SOURCE TEXT:
------------------------------------
The sleeves gave me hard time. I did several stitches untill I came to the final choice of 2 rows seed stitch, 2 rows stockinette stitch and ending with 6 rows of stockinette stitch!

I will not bother you with furter details but there was a lot of ripping out involved before I was finally happy with those sleeves!

How did I like the yarn?


I simply loved working with Rowan Cashsoft Chunky. This yarn contains cashmere and microfibre so you can imagine how soft it felt sliding through my fingers!

The stitch definition that this chunky 4-ply yarn gives is simply beautiful. Making cables with this yarn would be so rewarding!

How am I going to wear my Shiraz?

As said earlier, Shiraz is robust yet feminine. I am thinking jeans with this top so I have chosen a button one always sees on jeans. I don’t know what they are called.

Besides jeans, I am also thinking wearing Shiraz with robust boots like Australian Uggs.

Aw yeah… Stylin’..!

Thanks for reading and untill the next entry!

Following my Heart: part I

November 16, 2007


Yesterday I traveled to Hartford, CT to meet my husband who is there for work. While waiting in line to check my luggage, I looked around me to absorb the excitement one always finds at airports; the hustle and bustle of people hurrying to catch their flight, people being happy to leave, people being sad to leave. And as I am watching this all, my mind wanders off to that grey and dreary day in April of 2005 when I left the Netherlands.

Come with me as I start the series “Following my Heart” in which I tell you the story of my travels throughout the United States of America and how and when I became a knitter.
------------------------------------
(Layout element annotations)
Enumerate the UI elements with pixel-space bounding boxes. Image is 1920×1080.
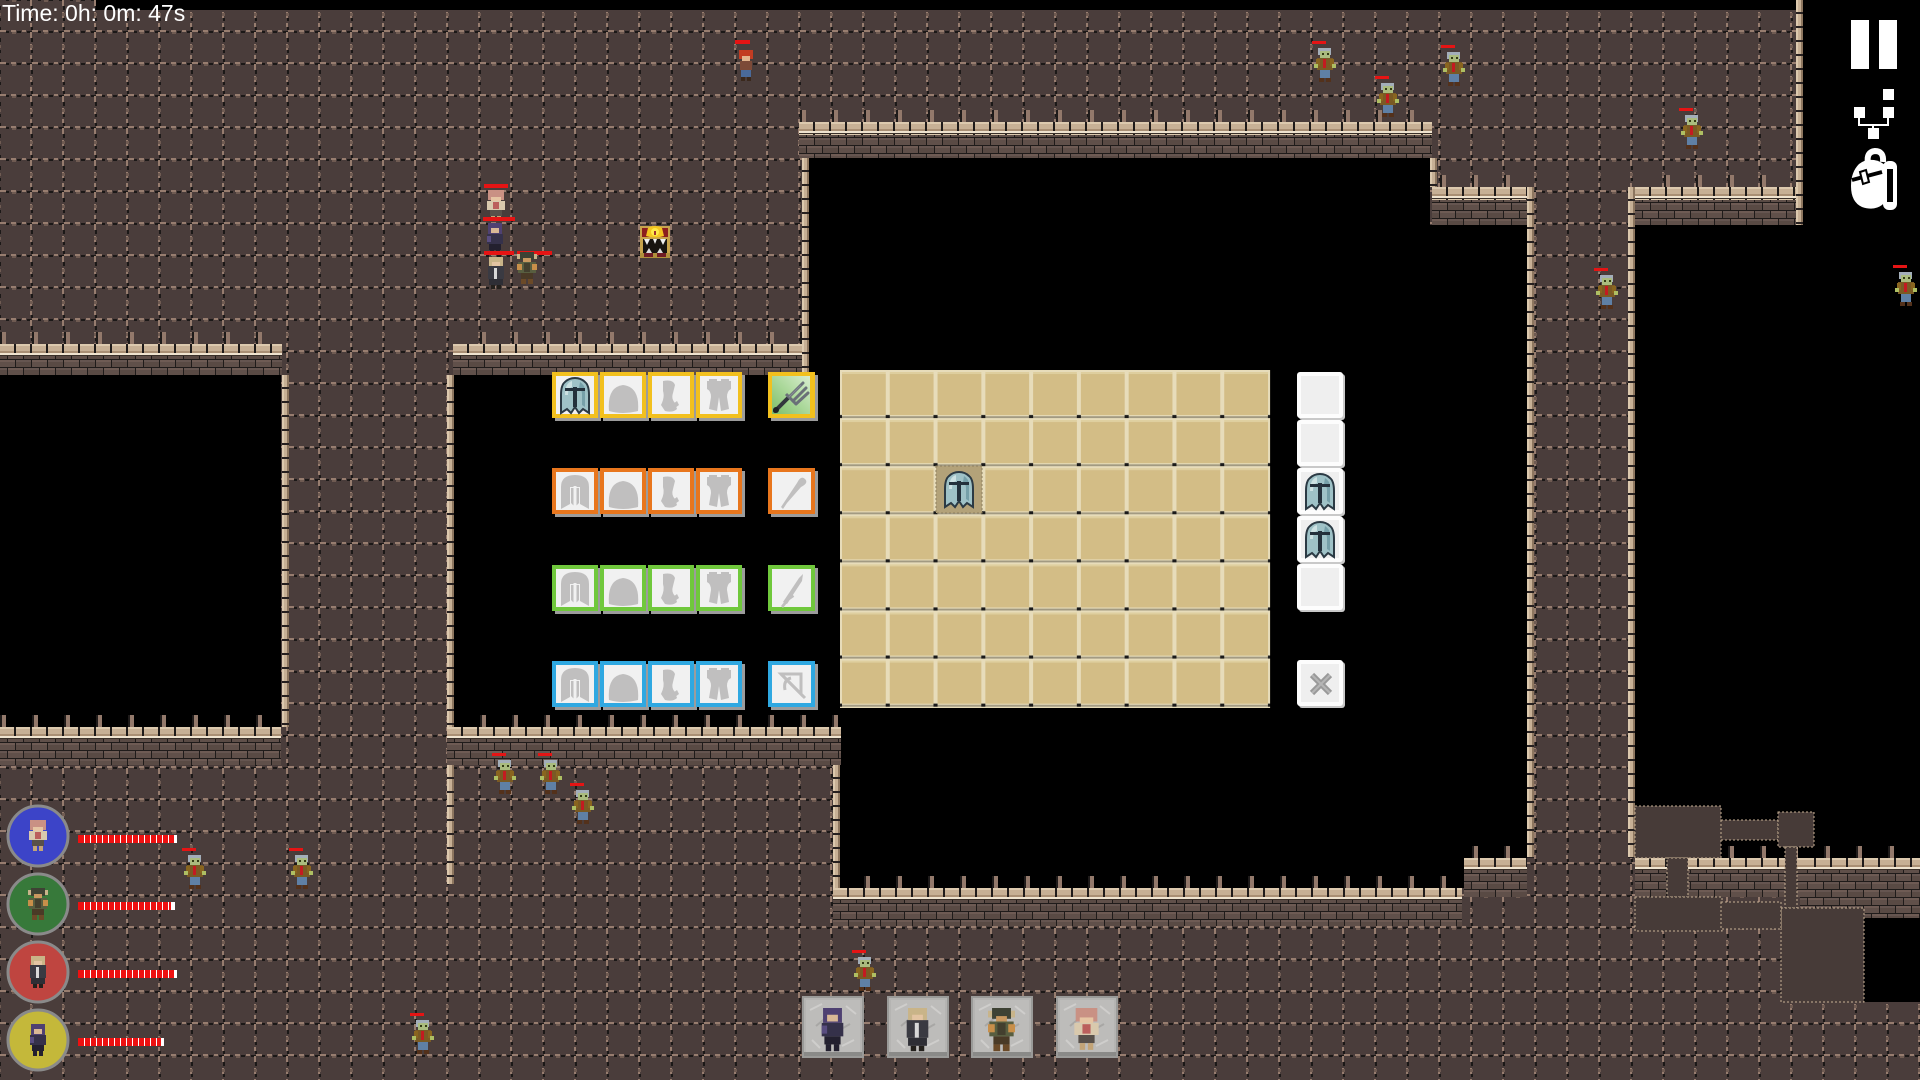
- svg-text:Time: 0h: 0m: 47s: Time: 0h: 0m: 47s: [2, 0, 185, 26]
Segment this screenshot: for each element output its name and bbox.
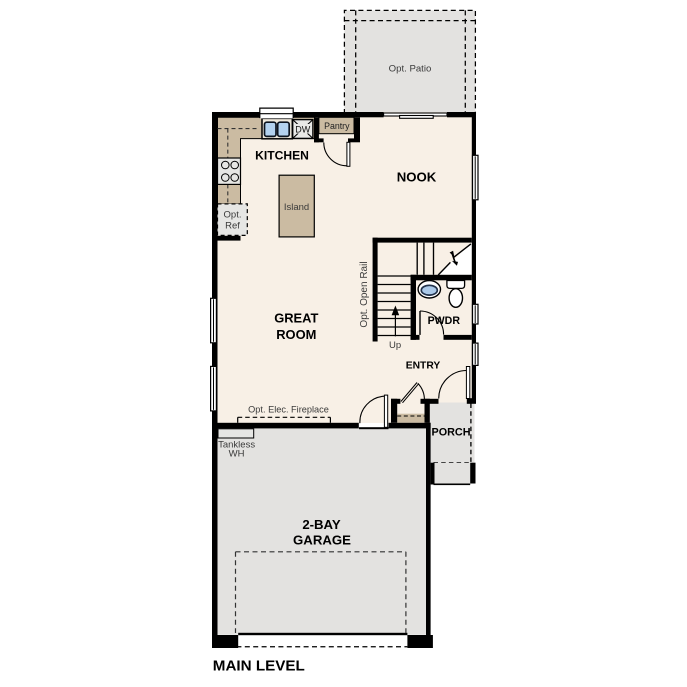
- svg-text:NOOK: NOOK: [397, 170, 437, 185]
- svg-text:WH: WH: [229, 449, 245, 460]
- svg-text:Opt.: Opt.: [224, 210, 242, 221]
- svg-text:GARAGE: GARAGE: [293, 532, 351, 547]
- svg-text:Island: Island: [284, 202, 309, 213]
- svg-text:Opt. Elec. Fireplace: Opt. Elec. Fireplace: [248, 404, 329, 414]
- svg-text:PWDR: PWDR: [428, 315, 461, 327]
- svg-text:Opt. Open Rail: Opt. Open Rail: [359, 261, 370, 327]
- svg-text:ENTRY: ENTRY: [406, 361, 441, 372]
- svg-text:Pantry: Pantry: [324, 121, 350, 131]
- svg-text:Up: Up: [389, 340, 401, 351]
- svg-text:PORCH: PORCH: [432, 427, 471, 439]
- svg-text:KITCHEN: KITCHEN: [255, 149, 309, 163]
- svg-text:GREAT: GREAT: [274, 311, 318, 326]
- svg-text:MAIN LEVEL: MAIN LEVEL: [213, 657, 305, 674]
- svg-text:2-BAY: 2-BAY: [302, 517, 341, 532]
- svg-text:Opt. Patio: Opt. Patio: [389, 63, 432, 74]
- svg-text:DW: DW: [295, 124, 310, 134]
- svg-text:ROOM: ROOM: [276, 327, 316, 342]
- svg-text:Ref: Ref: [225, 221, 240, 232]
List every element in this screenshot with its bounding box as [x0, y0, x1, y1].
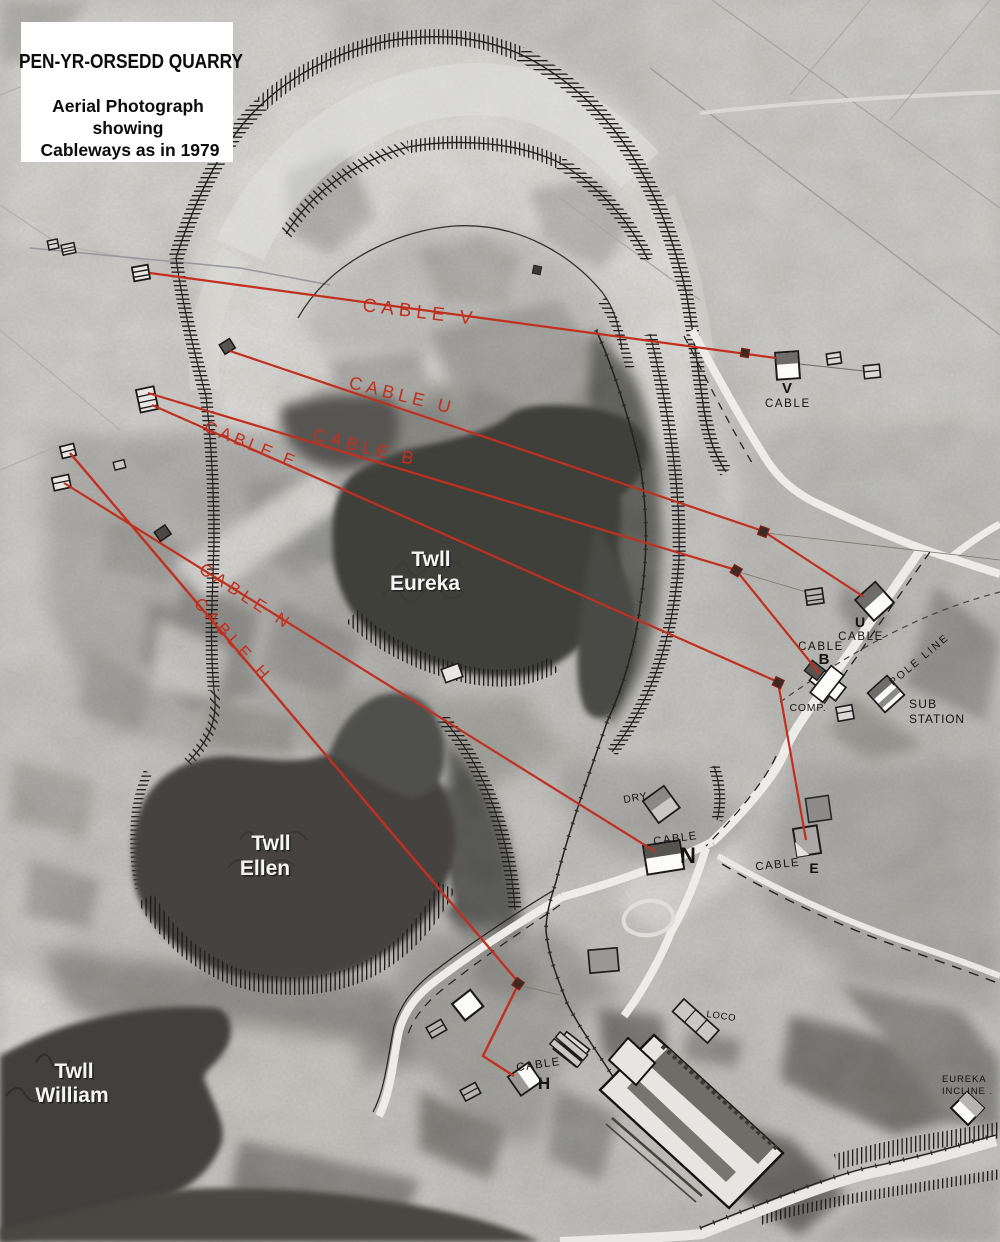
svg-text:PEN-YR-ORSEDD QUARRY: PEN-YR-ORSEDD QUARRY	[19, 50, 243, 73]
svg-text:SUB: SUB	[909, 697, 937, 711]
svg-text:U: U	[855, 614, 865, 630]
svg-text:EUREKA: EUREKA	[942, 1074, 986, 1085]
svg-text:Twll: Twll	[251, 832, 290, 855]
svg-text:INCLINE .: INCLINE .	[942, 1086, 993, 1097]
svg-text:COMP.: COMP.	[789, 702, 826, 714]
svg-text:E: E	[809, 860, 818, 876]
svg-text:William: William	[35, 1084, 108, 1107]
svg-text:V: V	[782, 380, 792, 397]
svg-text:Twll: Twll	[411, 548, 450, 571]
svg-text:Eureka: Eureka	[390, 572, 460, 595]
svg-text:CABLE: CABLE	[765, 398, 811, 410]
svg-text:N: N	[680, 843, 696, 868]
svg-text:CABLE: CABLE	[838, 631, 884, 643]
svg-text:STATION: STATION	[909, 712, 965, 726]
svg-text:B: B	[819, 651, 830, 668]
svg-text:Twll: Twll	[54, 1060, 93, 1083]
svg-text:Cableways as in 1979: Cableways as in 1979	[41, 140, 220, 160]
svg-text:Ellen: Ellen	[240, 857, 290, 880]
svg-text:H: H	[538, 1074, 550, 1093]
svg-text:showing: showing	[93, 118, 164, 138]
svg-text:Aerial Photograph: Aerial Photograph	[52, 96, 204, 116]
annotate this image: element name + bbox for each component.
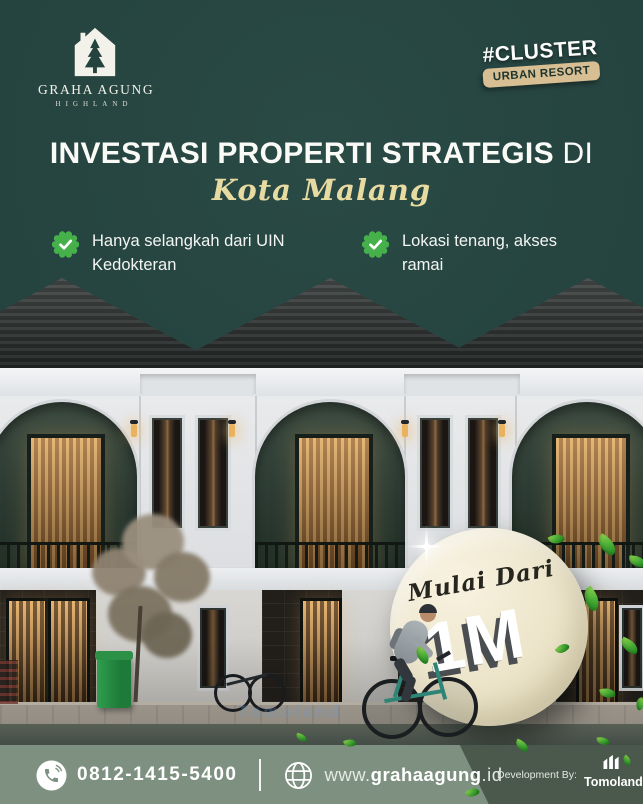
wall-lamp xyxy=(131,424,137,437)
headline: INVESTASI PROPERTI STRATEGIS DI Kota Mal… xyxy=(0,138,643,207)
development-by-label: Development By: xyxy=(497,769,577,781)
headline-script: Kota Malang xyxy=(0,173,643,207)
building-icon xyxy=(600,752,624,769)
contact-row: 0812-1415-5400 www.grahaagung.id xyxy=(36,759,503,791)
house-pine-icon xyxy=(71,26,117,78)
wall-lamp xyxy=(402,424,408,437)
feature-item: Hanya selangkah dari UIN Kedokteran xyxy=(52,230,314,278)
cluster-badge: #CLUSTER URBAN RESORT xyxy=(480,36,600,88)
headline-regular: DI xyxy=(563,137,594,170)
brand-tagline: HIGHLAND xyxy=(38,100,150,108)
arch-window-middle xyxy=(255,402,405,568)
promo-poster: Tomoland GRAHA AGUNG HIGHLAND #CLUSTER U… xyxy=(0,0,643,804)
headline-main: INVESTASI PROPERTI STRATEGIS DI xyxy=(0,138,643,170)
brand-name: GRAHA AGUNG xyxy=(38,82,150,98)
street-tree xyxy=(80,510,210,710)
website-link[interactable]: www.grahaagung.id xyxy=(324,764,502,786)
feature-text: Lokasi tenang, akses ramai xyxy=(402,230,588,278)
footer-bar: 0812-1415-5400 www.grahaagung.id Develop… xyxy=(0,745,643,804)
check-badge-icon xyxy=(52,231,79,258)
wall-lamp xyxy=(499,424,505,437)
developer-logo: Tomoland xyxy=(584,752,640,789)
photo-watermark: Tomoland xyxy=(238,702,342,722)
brand-logo: GRAHA AGUNG HIGHLAND xyxy=(38,26,150,108)
parked-bicycle-red xyxy=(0,660,18,704)
feature-text: Hanya selangkah dari UIN Kedokteran xyxy=(92,230,314,278)
footer-divider xyxy=(259,759,261,791)
headline-bold: INVESTASI PROPERTI STRATEGIS xyxy=(50,137,554,170)
wall-lamp xyxy=(229,424,235,437)
cornice-band xyxy=(0,368,643,396)
sparkle-icon xyxy=(406,526,446,566)
globe-icon xyxy=(283,760,314,791)
check-badge-icon xyxy=(362,231,389,258)
phone-number[interactable]: 0812-1415-5400 xyxy=(77,764,237,786)
phone-icon xyxy=(36,760,67,791)
developer-name: Tomoland xyxy=(584,775,640,789)
roof-right xyxy=(414,278,643,372)
feature-item: Lokasi tenang, akses ramai xyxy=(362,230,588,278)
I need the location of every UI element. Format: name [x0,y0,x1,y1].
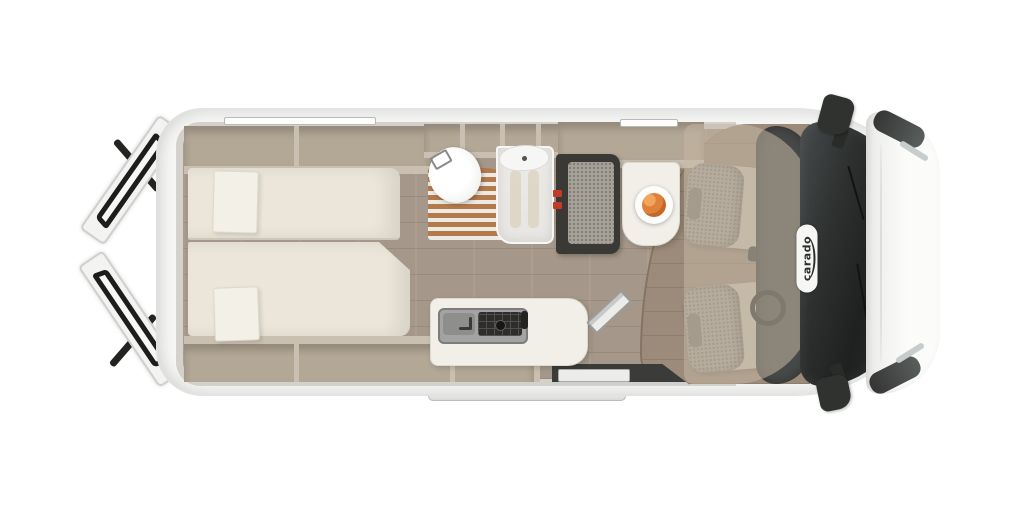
------------------------------------
TASKS TO COMPLETE:
(a) According to the knitting blog, in what month and year did the writer leave the Netherlands?
(b) Pick up the knitting blog after its last sentence and keep writing.

ANSWERS TO THE PROBLEMS:
(a) April 2005

(b)
Spreading my wings

It was a grey and dreary day that day in April of 2005 when I left the Netherlands. As always, Amsterdam Airport Schiphol was packed with travelers and I remember feeling the fast whirling energy of people on the go, nervous yet exciting arrivals and nervous yet sad departures.

Three beautiful ladies accompanied me to the airport to bid me farewell: my mom, and my two best friends Wally and Cartoon. We were giggly and giddy, not because we were happy but because we were nervous and we tried to push away our final goodbye as far as possible.

Wally with her long curly hair, petite as she was yet a grand personality, kept on looking at me with her big brown eyes and bravely tried to hide her sadness. Cartoon, who always has a naughty twinkle in her eyes, kept on holding me, resting her head on my shoulders while her long black hair tickled my cheek. And my mom, her darkbrown eyes soft and friendly smiled as she watched the three of us.

It was with pain in my heart when I decided to leave them, but there was a great joy for the reason why: to marry the man from New York City who I had met in August 2001.

When we no longer could postpone our farewell, we slowly walked to the security gate. How bravely they all pushed away their tears when I started to cry. They were strong, to make it more bearable for me. We hugged for the last time and as I walked away I looked back one more time.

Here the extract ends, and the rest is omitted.